Quote the entries in full, character for character, without their images.

* [Saved entries]
[Begin]
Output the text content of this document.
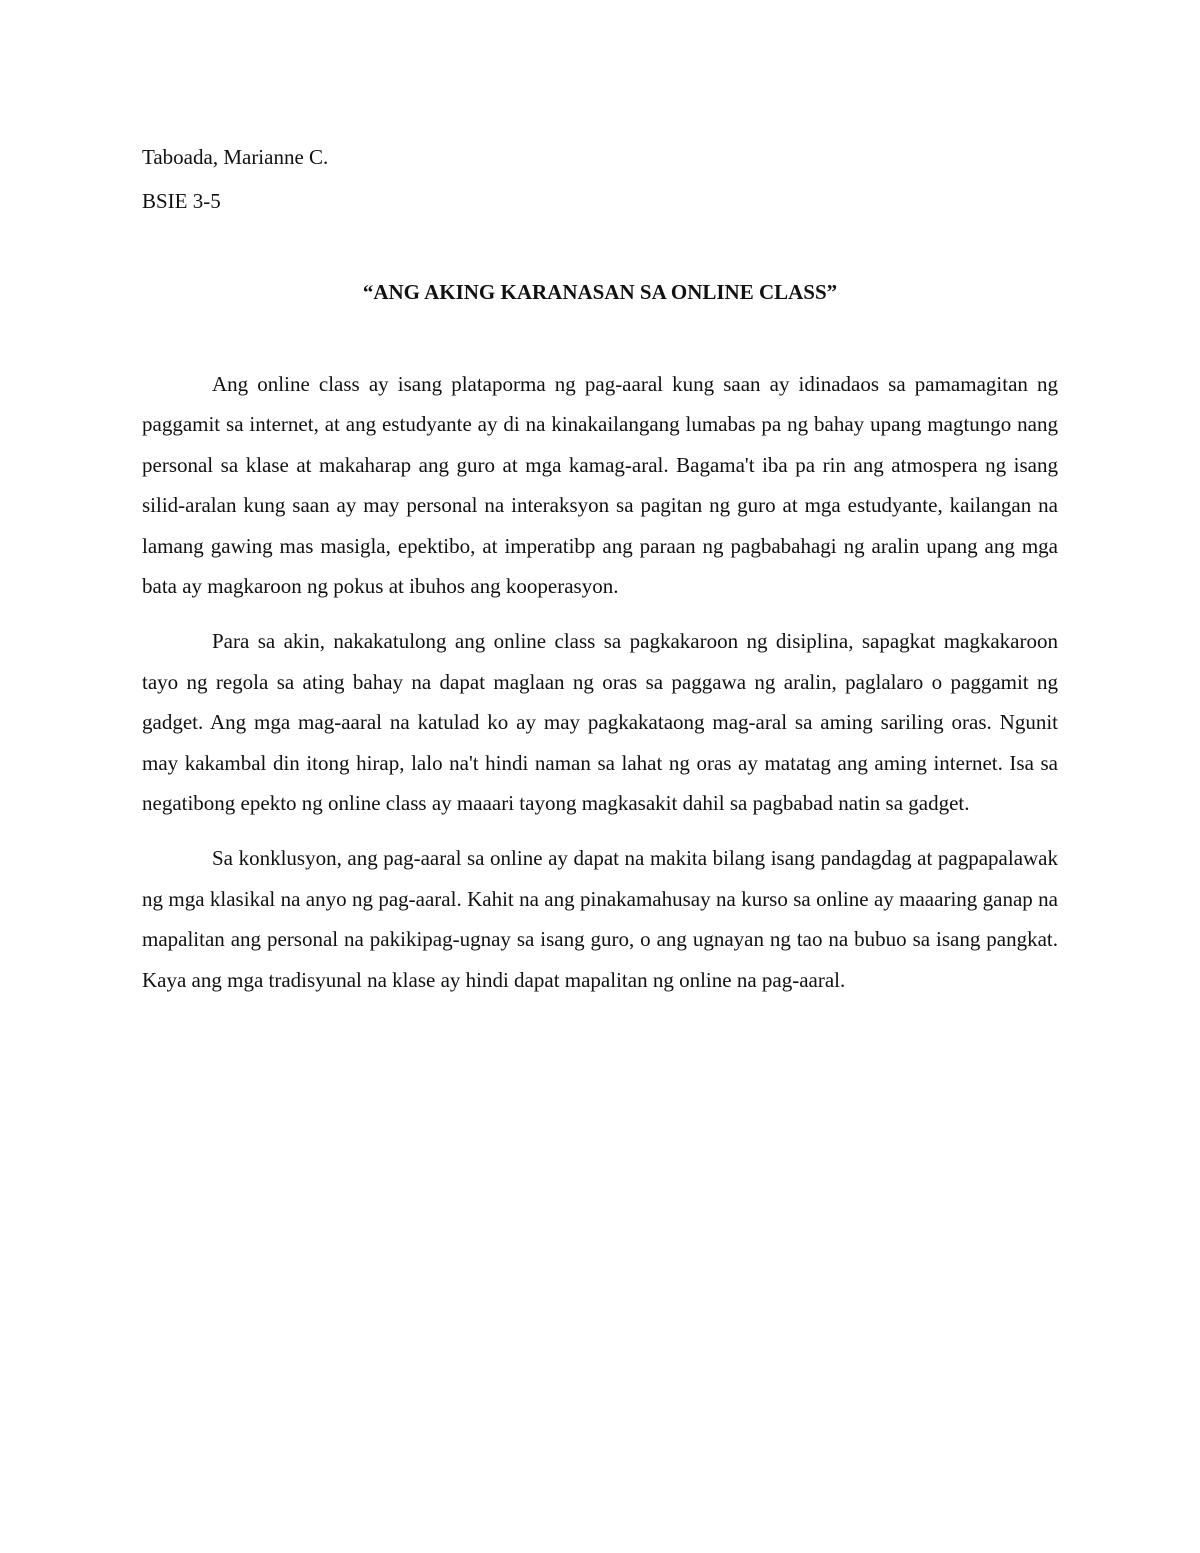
Taboada, Marianne C.
BSIE 3-5
“ANG AKING KARANASAN SA ONLINE CLASS”

Ang online class ay isang plataporma ng pag-aaral kung saan ay idinadaos sa pamamagitan ng paggamit sa internet, at ang estudyante ay di na kinakailangang lumabas pa ng bahay upang magtungo nang personal sa klase at makaharap ang guro at mga kamag-aral. Bagama't iba pa rin ang atmospera ng isang silid-aralan kung saan ay may personal na interaksyon sa pagitan ng guro at mga estudyante, kailangan na lamang gawing mas masigla, epektibo, at imperatibp ang paraan ng pagbabahagi ng aralin upang ang mga bata ay magkaroon ng pokus at ibuhos ang kooperasyon.

Para sa akin, nakakatulong ang online class sa pagkakaroon ng disiplina, sapagkat magkakaroon tayo ng regola sa ating bahay na dapat maglaan ng oras sa paggawa ng aralin, paglalaro o paggamit ng gadget. Ang mga mag-aaral na katulad ko ay may pagkakataong mag-aral sa aming sariling oras. Ngunit may kakambal din itong hirap, lalo na't hindi naman sa lahat ng oras ay matatag ang aming internet. Isa sa negatibong epekto ng online class ay maaari tayong magkasakit dahil sa pagbabad natin sa gadget.

Sa konklusyon, ang pag-aaral sa online ay dapat na makita bilang isang pandagdag at pagpapalawak ng mga klasikal na anyo ng pag-aaral. Kahit na ang pinakamahusay na kurso sa online ay maaaring ganap na mapalitan ang personal na pakikipag-ugnay sa isang guro, o ang ugnayan ng tao na bubuo sa isang pangkat. Kaya ang mga tradisyunal na klase ay hindi dapat mapalitan ng online na pag-aaral.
[End]
* [TASK ANSWER]
Output the text content of this document.
Taboada, Marianne C.
BSIE 3-5
“ANG AKING KARANASAN SA ONLINE CLASS”

Ang online class ay isang plataporma ng pag-aaral kung saan ay idinadaos sa pamamagitan ng paggamit sa internet, at ang estudyante ay di na kinakailangang lumabas pa ng bahay upang magtungo nang personal sa klase at makaharap ang guro at mga kamag-aral. Bagama't iba pa rin ang atmospera ng isang silid-aralan kung saan ay may personal na interaksyon sa pagitan ng guro at mga estudyante, kailangan na lamang gawing mas masigla, epektibo, at imperatibp ang paraan ng pagbabahagi ng aralin upang ang mga bata ay magkaroon ng pokus at ibuhos ang kooperasyon.

Para sa akin, nakakatulong ang online class sa pagkakaroon ng disiplina, sapagkat magkakaroon tayo ng regola sa ating bahay na dapat maglaan ng oras sa paggawa ng aralin, paglalaro o paggamit ng gadget. Ang mga mag-aaral na katulad ko ay may pagkakataong mag-aral sa aming sariling oras. Ngunit may kakambal din itong hirap, lalo na't hindi naman sa lahat ng oras ay matatag ang aming internet. Isa sa negatibong epekto ng online class ay maaari tayong magkasakit dahil sa pagbabad natin sa gadget.

Sa konklusyon, ang pag-aaral sa online ay dapat na makita bilang isang pandagdag at pagpapalawak ng mga klasikal na anyo ng pag-aaral. Kahit na ang pinakamahusay na kurso sa online ay maaaring ganap na mapalitan ang personal na pakikipag-ugnay sa isang guro, o ang ugnayan ng tao na bubuo sa isang pangkat. Kaya ang mga tradisyunal na klase ay hindi dapat mapalitan ng online na pag-aaral.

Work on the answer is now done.